Check every line of the material below for the string "VIIIг", and return the ones that have it.

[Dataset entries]
· · · ·

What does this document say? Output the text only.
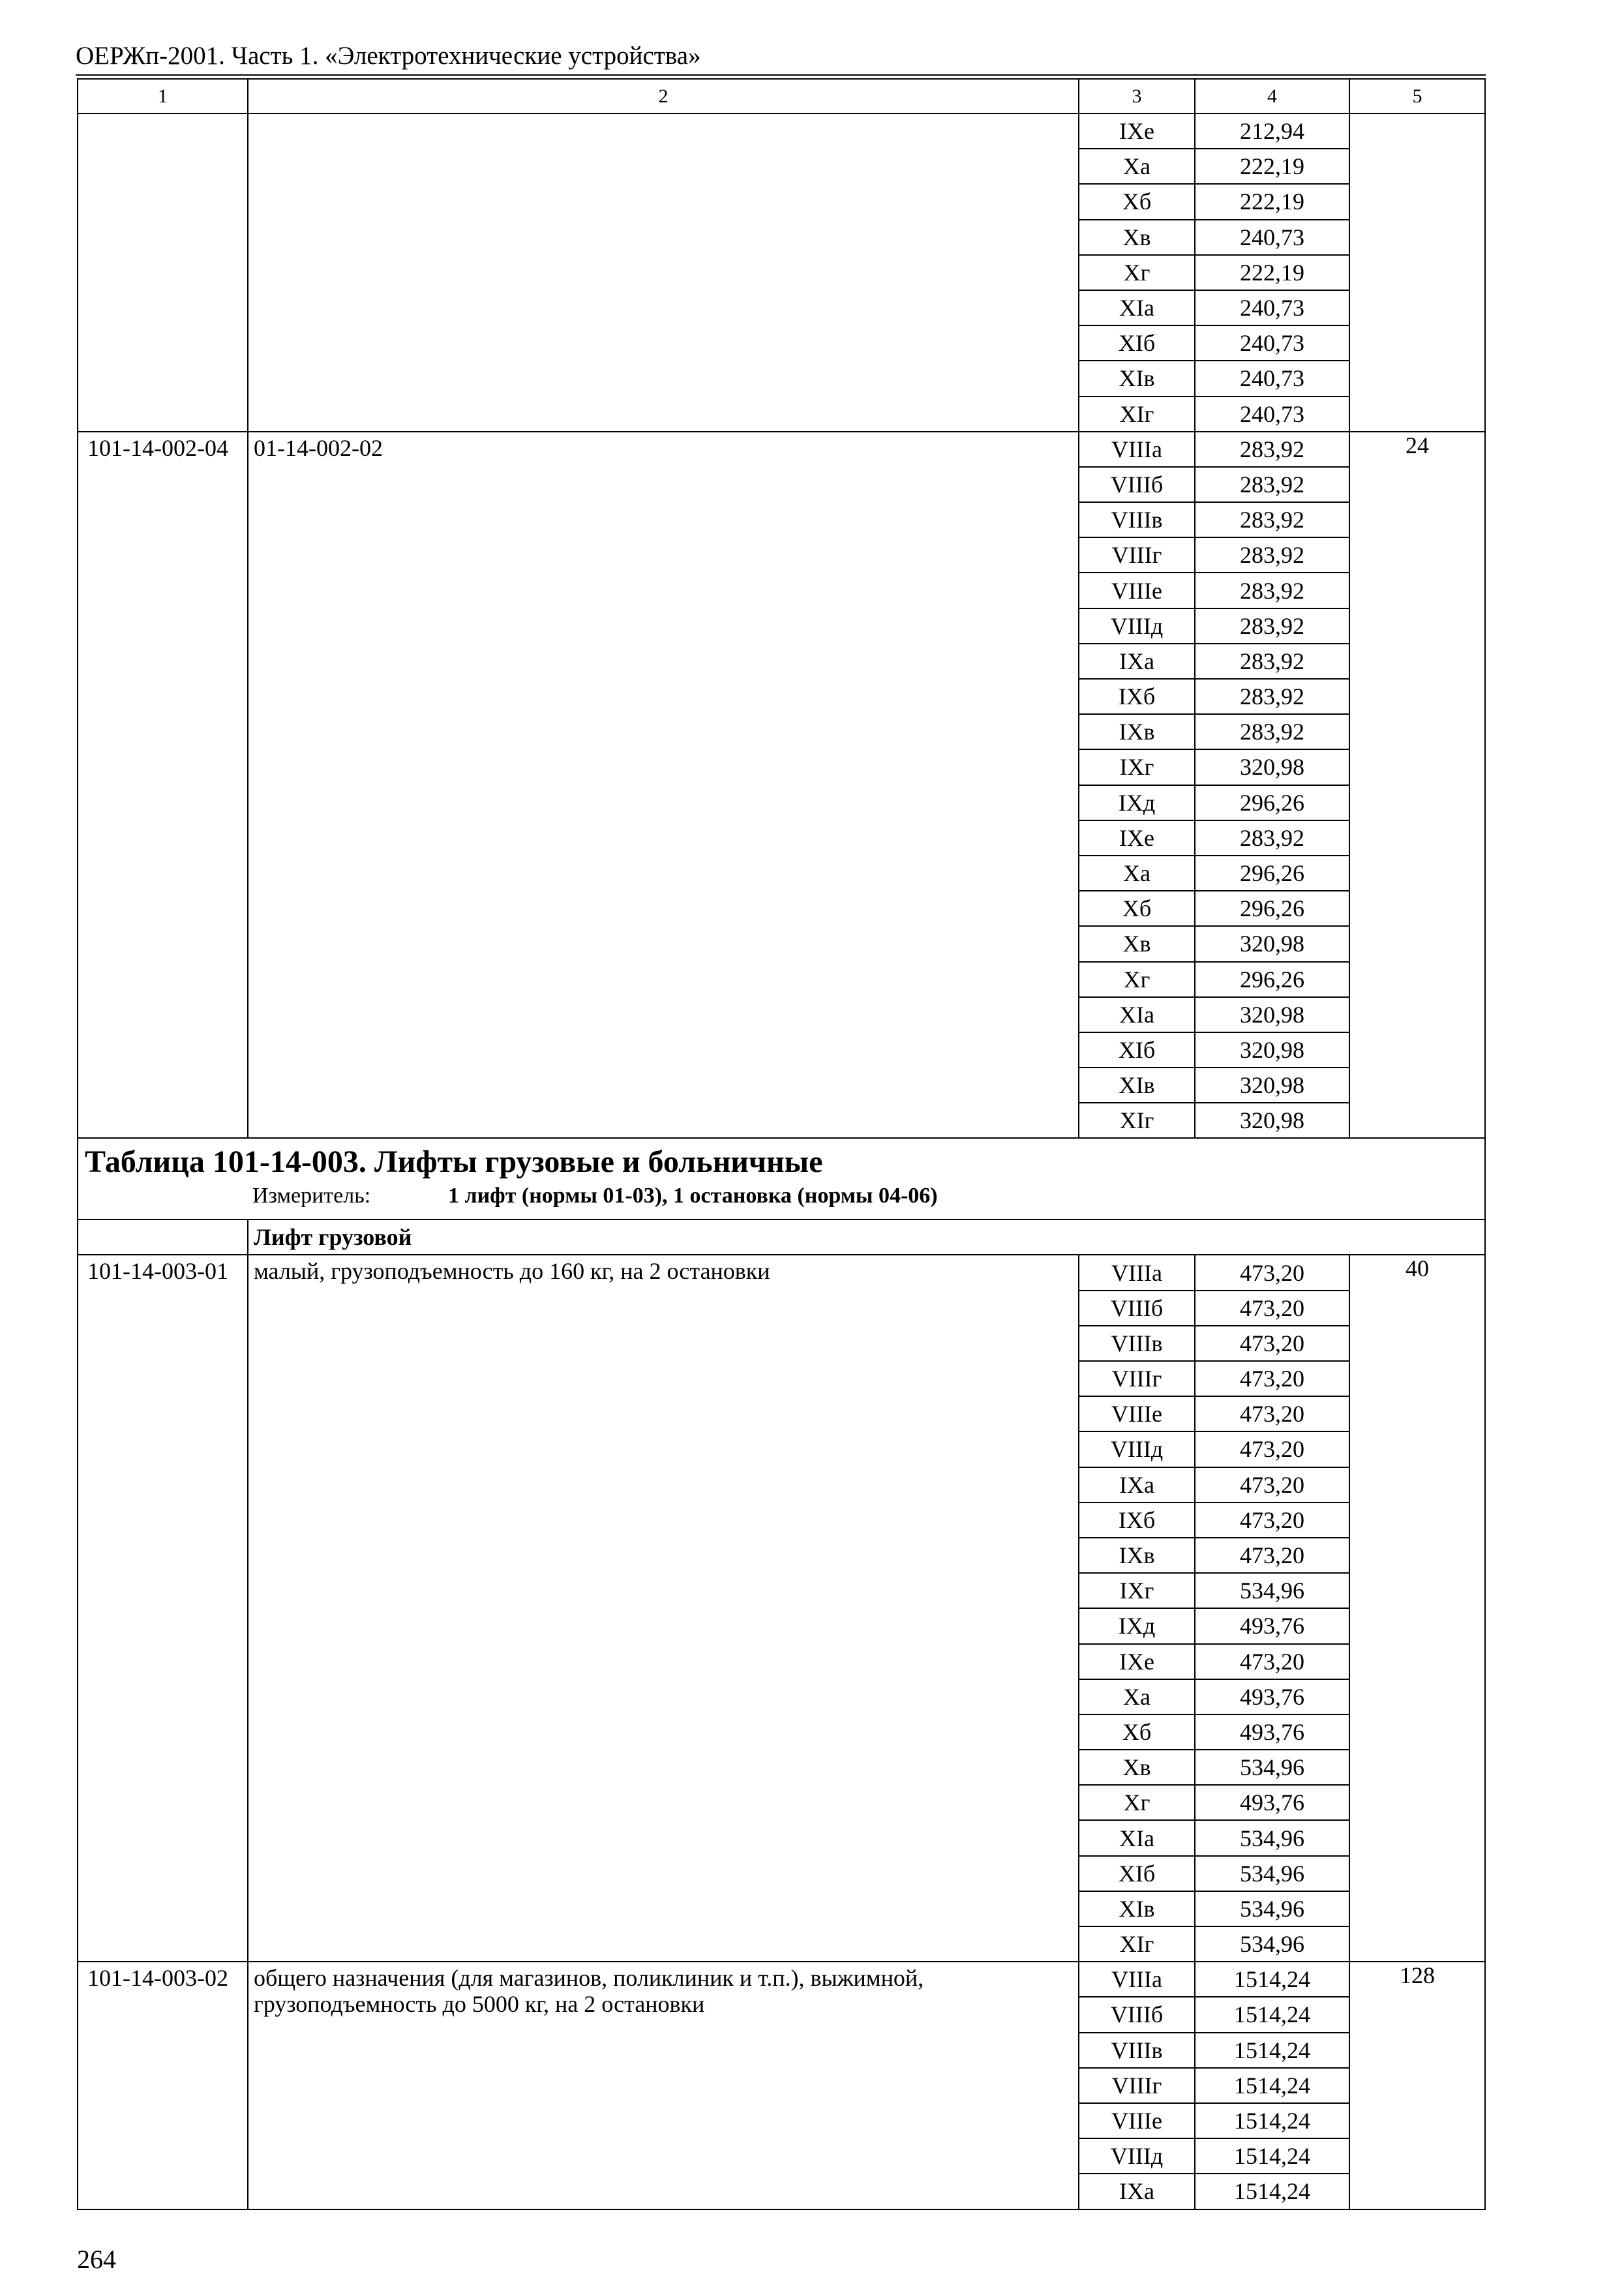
ОЕРЖп-2001. Часть 1. «Электротехнические устройства»
1	2	3	4	5
		IXе	212,94	
		Xа	222,19	
		Xб	222,19	
		Xв	240,73	
		Xг	222,19	
		XIа	240,73	
		XIб	240,73	
		XIв	240,73	
		XIг	240,73	
101-14-002-04	01-14-002-02	VIIIа	283,92	24
		VIIIб	283,92	
		VIIIв	283,92	
		VIIIг	283,92	
		VIIIе	283,92	
		VIIIд	283,92	
		IXа	283,92	
		IXб	283,92	
		IXв	283,92	
		IXг	320,98	
		IXд	296,26	
		IXе	283,92	
		Xа	296,26	
		Xб	296,26	
		Xв	320,98	
		Xг	296,26	
		XIа	320,98	
		XIб	320,98	
		XIв	320,98	
		XIг	320,98	

Таблица 101-14-003. Лифты грузовые и больничные
Измеритель: 1 лифт (нормы 01-03), 1 остановка (нормы 04-06)				

	Лифт грузовой			
101-14-003-01	малый, грузоподъемность до 160 кг, на 2 остановки	VIIIа	473,20	40
		VIIIб	473,20	
		VIIIв	473,20	
		VIIIг	473,20	
		VIIIе	473,20	
		VIIIд	473,20	
		IXа	473,20	
		IXб	473,20	
		IXв	473,20	
		IXг	534,96	
		IXд	493,76	
		IXе	473,20	
		Xа	493,76	
		Xб	493,76	
		Xв	534,96	
		Xг	493,76	
		XIа	534,96	
		XIб	534,96	
		XIв	534,96	
		XIг	534,96	
101-14-003-02	общего назначения (для магазинов, поликлиник и т.п.), выжимной,
грузоподъемность до 5000 кг, на 2 остановки	VIIIа	1514,24	128
		VIIIб	1514,24	
		VIIIв	1514,24	
		VIIIг	1514,24	
		VIIIе	1514,24	
		VIIIд	1514,24	
		IXа	1514,24	
264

· · · ·

Answer for this exercise:
		VIIIг	283,92	
		VIIIг	473,20	
		VIIIг	1514,24	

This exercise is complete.